DIRECTIVE: Copy each line of the records that holds the string "РЕКОМЕНДАЦИИ".

DATA FOR THIS EXERCISE:
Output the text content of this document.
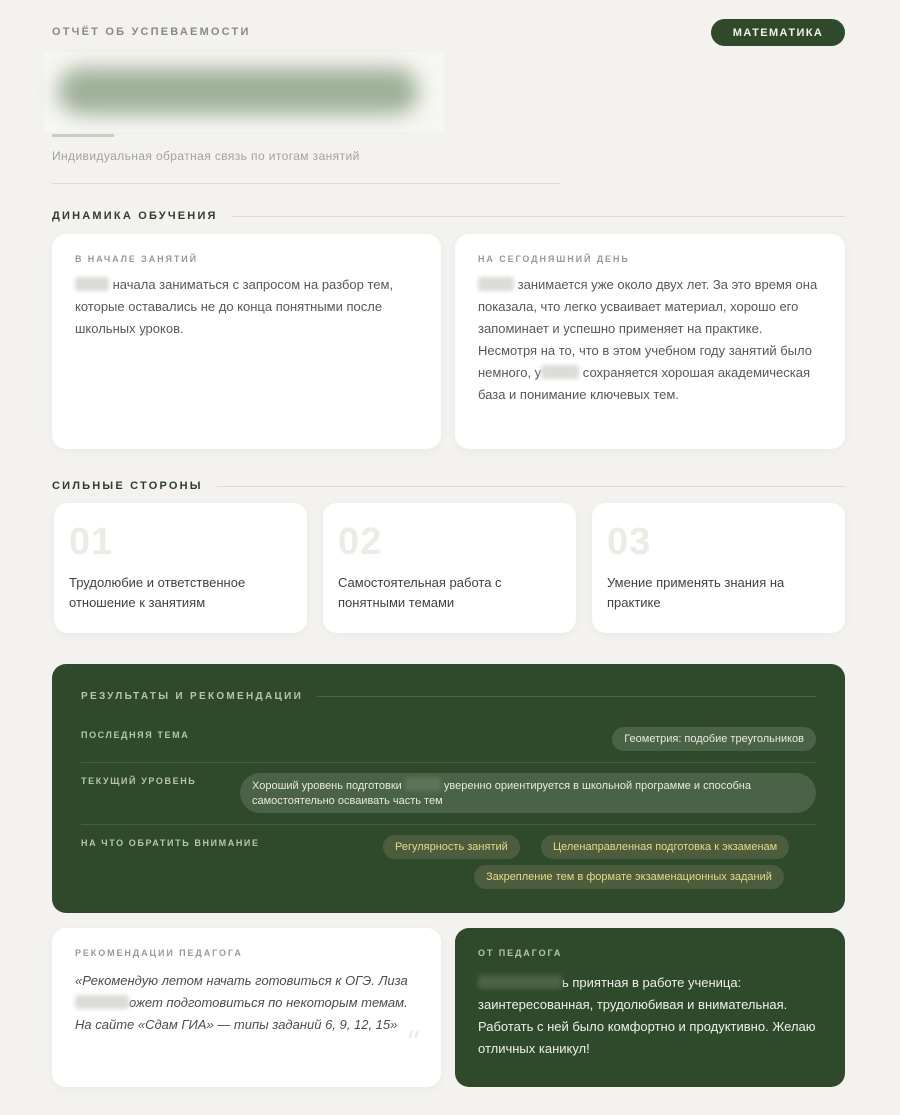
ОТЧЁТ ОБ УСПЕВАЕМОСТИ	МАТЕМАТИКА
Индивидуальная обратная связь по итогам занятий
ДИНАМИКА ОБУЧЕНИЯ
В НАЧАЛЕ ЗАНЯТИЙ
начала заниматься с запросом на разбор тем, которые оставались не до конца понятными после школьных уроков.
НА СЕГОДНЯШНИЙ ДЕНЬ
занимается уже около двух лет. За это время она показала, что легко усваивает материал, хорошо его запоминает и успешно применяет на практике. Несмотря на то, что в этом учебном году занятий было немного, у	сохраняется хорошая академическая база и понимание ключевых тем.
СИЛЬНЫЕ СТОРОНЫ
01
Трудолюбие и ответственное отношение к занятиям
02
Самостоятельная работа с понятными темами
03
Умение применять знания на практике
РЕЗУЛЬТАТЫ И РЕКОМЕНДАЦИИ
ПОСЛЕДНЯЯ ТЕМА	Геометрия: подобие треугольников
ТЕКУЩИЙ УРОВЕНЬ	Хороший уровень подготовки	уверенно ориентируется в школьной программе и способна самостоятельно осваивать часть тем
НА ЧТО ОБРАТИТЬ ВНИМАНИЕ	Регулярность занятий	Целенаправленная подготовка к экзаменам
Закрепление тем в формате экзаменационных заданий
РЕКОМЕНДАЦИИ ПЕДАГОГА
«Рекомендую летом начать готовиться к ОГЭ. Лиза
ожет подготовиться по некоторым темам.
На сайте «Сдам ГИА» — типы заданий 6, 9, 12, 15»
“
ОТ ПЕДАГОГА
ь приятная в работе ученица: заинтересованная, трудолюбивая и внимательная. Работать с ней было комфортно и продуктивно. Желаю отличных каникул!
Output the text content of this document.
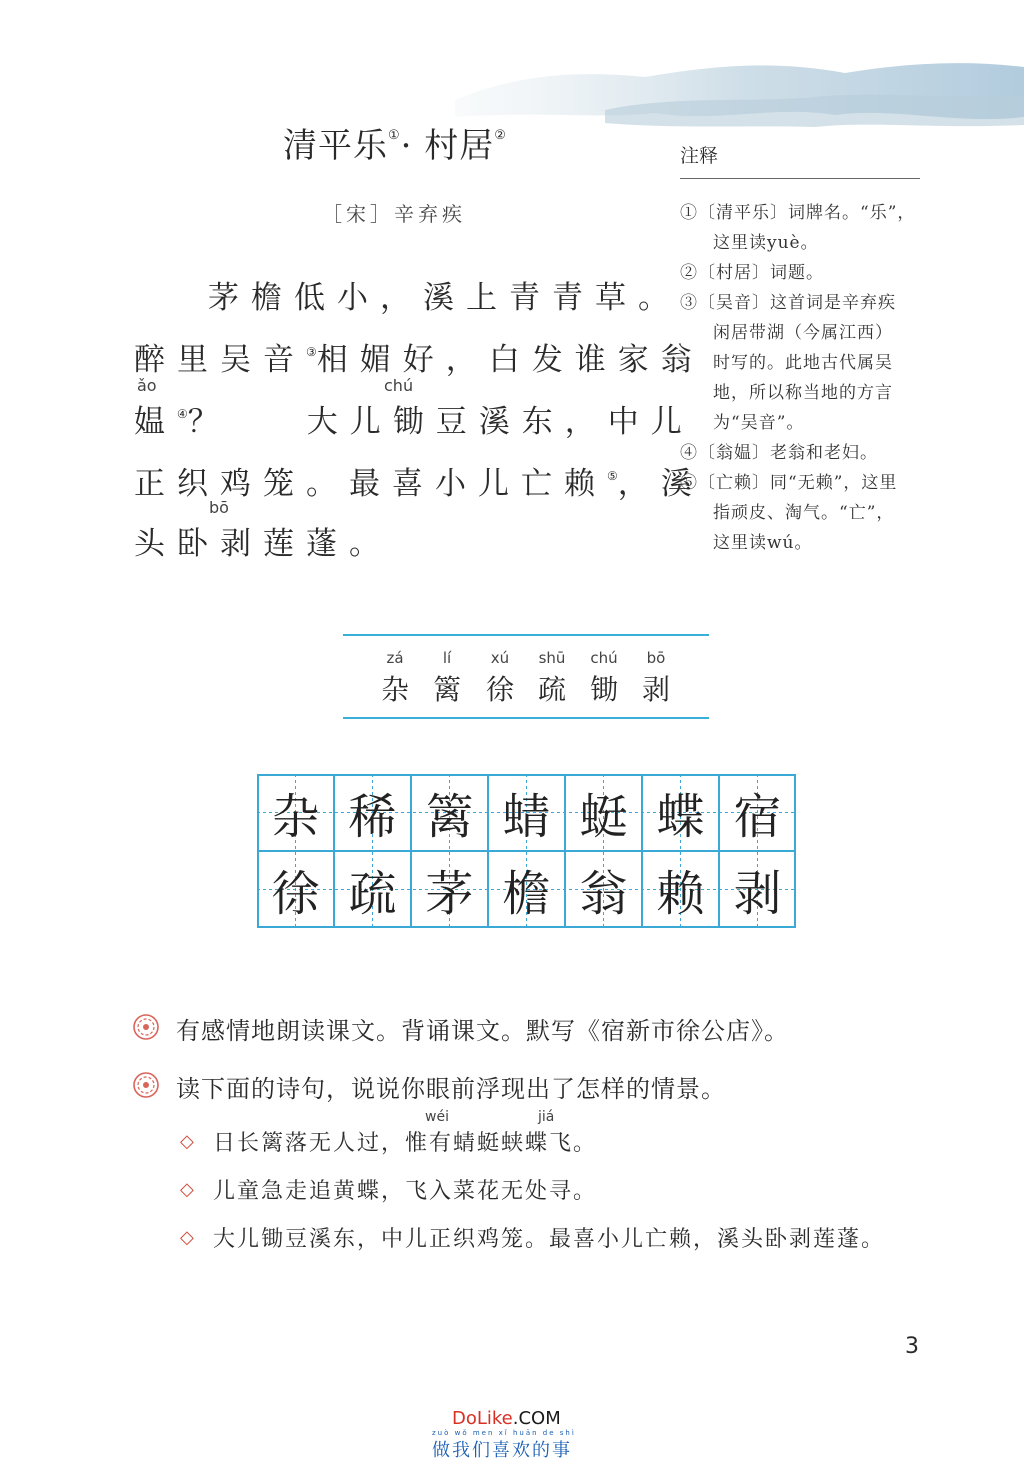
清平乐①· 村居②
［宋］辛弃疾
茅檐低小，溪上青青草。
醉里吴音③相媚好，白发谁家翁
ǎo	chú
媪④？ 大儿锄豆溪东，中儿
正织鸡笼。最喜小儿亡赖⑤，溪
bō
头卧剥莲蓬。
注释
①〔清平乐〕词牌名。“乐”，
这里读yuè。
②〔村居〕词题。
③〔吴音〕这首词是辛弃疾
闲居带湖（今属江西）
时写的。此地古代属吴
地，所以称当地的方言
为“吴音”。
④〔翁媪〕老翁和老妇。
⑤〔亡赖〕同“无赖”，这里
指顽皮、淘气。“亡”，
这里读wú。
zá	lí	xú	shū	chú	bō
杂 篱 徐 疏 锄 剥
杂 稀 篱 蜻 蜓 蝶 宿
徐 疏 茅 檐 翁 赖 剥
有感情地朗读课文。背诵课文。默写《宿新市徐公店》。
读下面的诗句，说说你眼前浮现出了怎样的情景。
wéi	jiá
◇ 日长篱落无人过，惟有蜻蜓蛱蝶飞。
◇ 儿童急走追黄蝶，飞入菜花无处寻。
◇ 大儿锄豆溪东，中儿正织鸡笼。最喜小儿亡赖，溪头卧剥莲蓬。
3
DoLike.COM
zuò wǒ men xǐ huān de shì
做我们喜欢的事
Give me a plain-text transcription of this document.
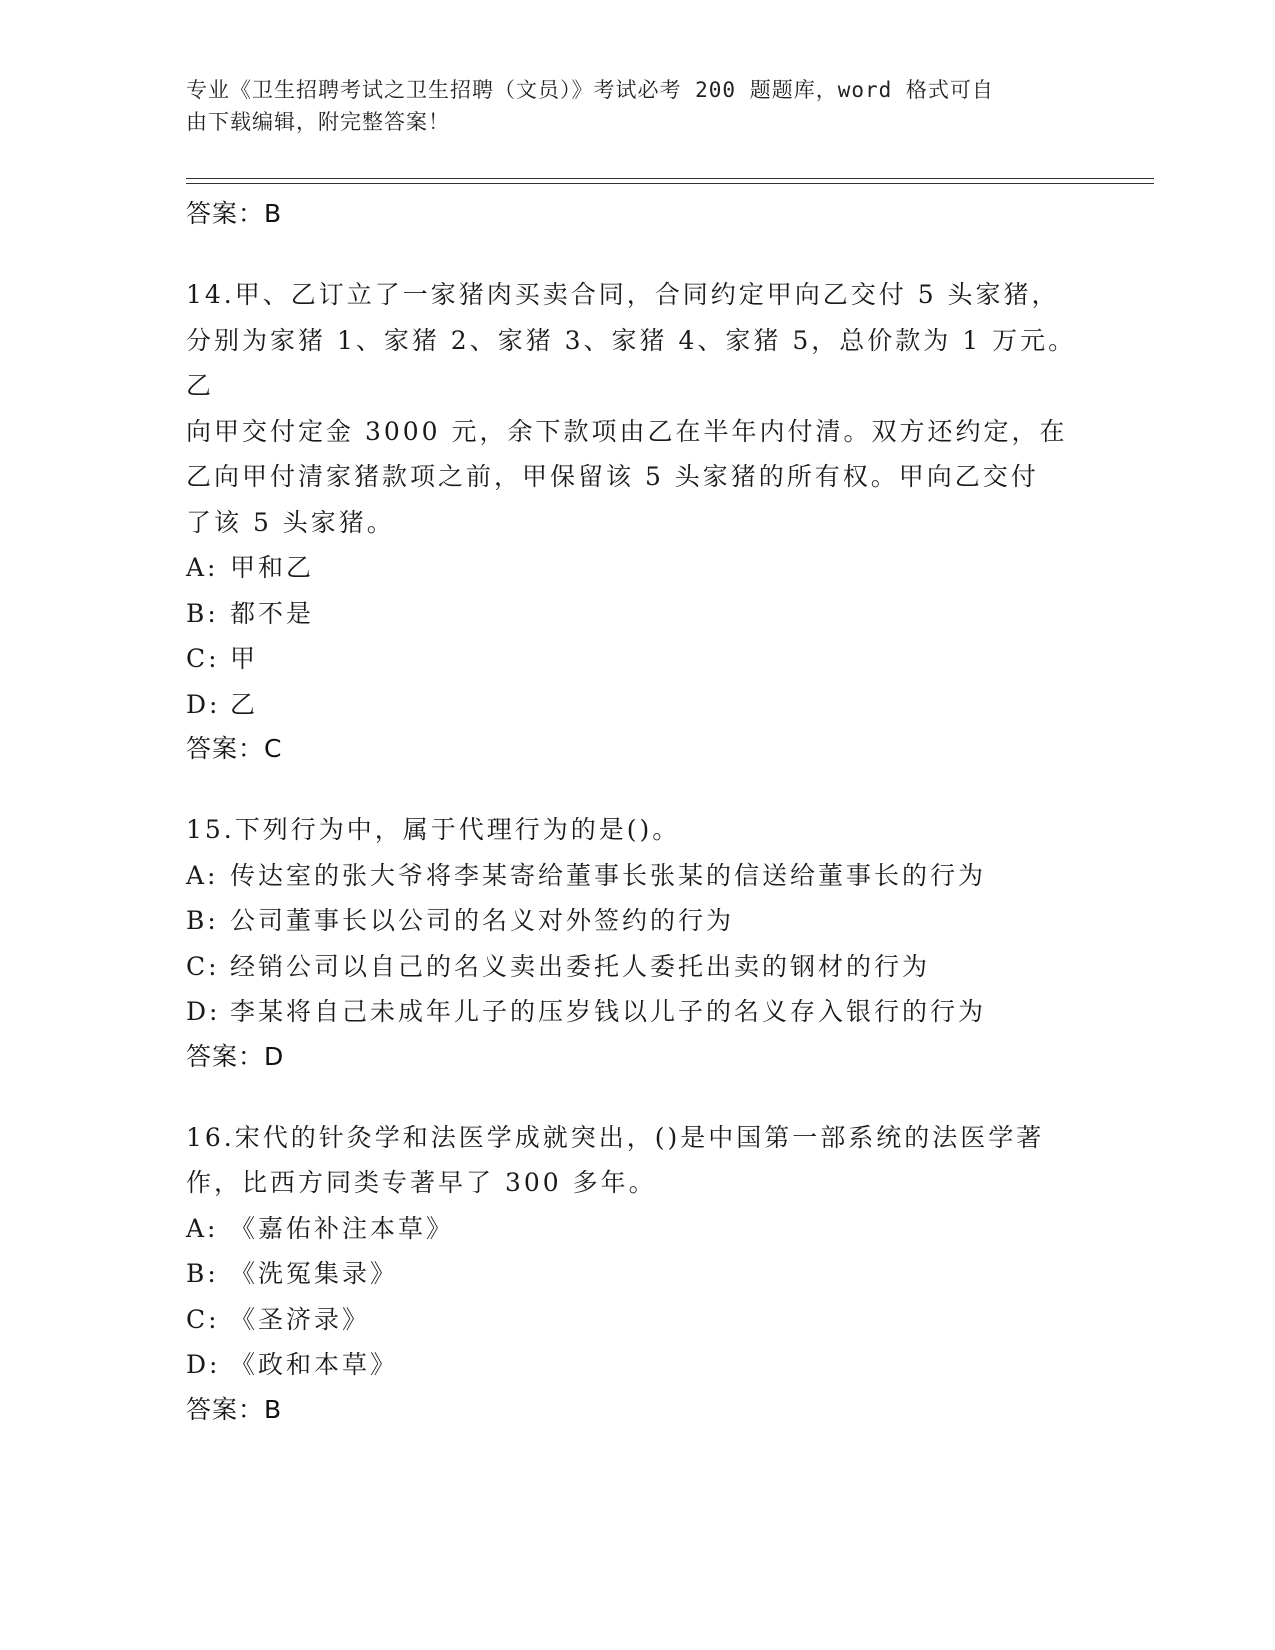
专业《卫生招聘考试之卫生招聘（文员）》考试必考 200 题题库，word 格式可自
由下载编辑，附完整答案！
答案：B
14.甲、乙订立了一家猪肉买卖合同，合同约定甲向乙交付 5 头家猪，
分别为家猪 1、家猪 2、家猪 3、家猪 4、家猪 5，总价款为 1 万元。乙
向甲交付定金 3000 元，余下款项由乙在半年内付清。双方还约定，在
乙向甲付清家猪款项之前，甲保留该 5 头家猪的所有权。甲向乙交付
了该 5 头家猪。
A: 甲和乙
B: 都不是
C: 甲
D: 乙
答案：C
15.下列行为中，属于代理行为的是()。
A: 传达室的张大爷将李某寄给董事长张某的信送给董事长的行为
B: 公司董事长以公司的名义对外签约的行为
C: 经销公司以自己的名义卖出委托人委托出卖的钢材的行为
D: 李某将自己未成年儿子的压岁钱以儿子的名义存入银行的行为
答案：D
16.宋代的针灸学和法医学成就突出，()是中国第一部系统的法医学著
作，比西方同类专著早了 300 多年。
A: 《嘉佑补注本草》
B: 《洗冤集录》
C: 《圣济录》
D: 《政和本草》
答案：B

ANSWER:
РЕЗУЛЬТАТЫ И РЕКОМЕНДАЦИИ
РЕКОМЕНДАЦИИ ПЕДАГОГА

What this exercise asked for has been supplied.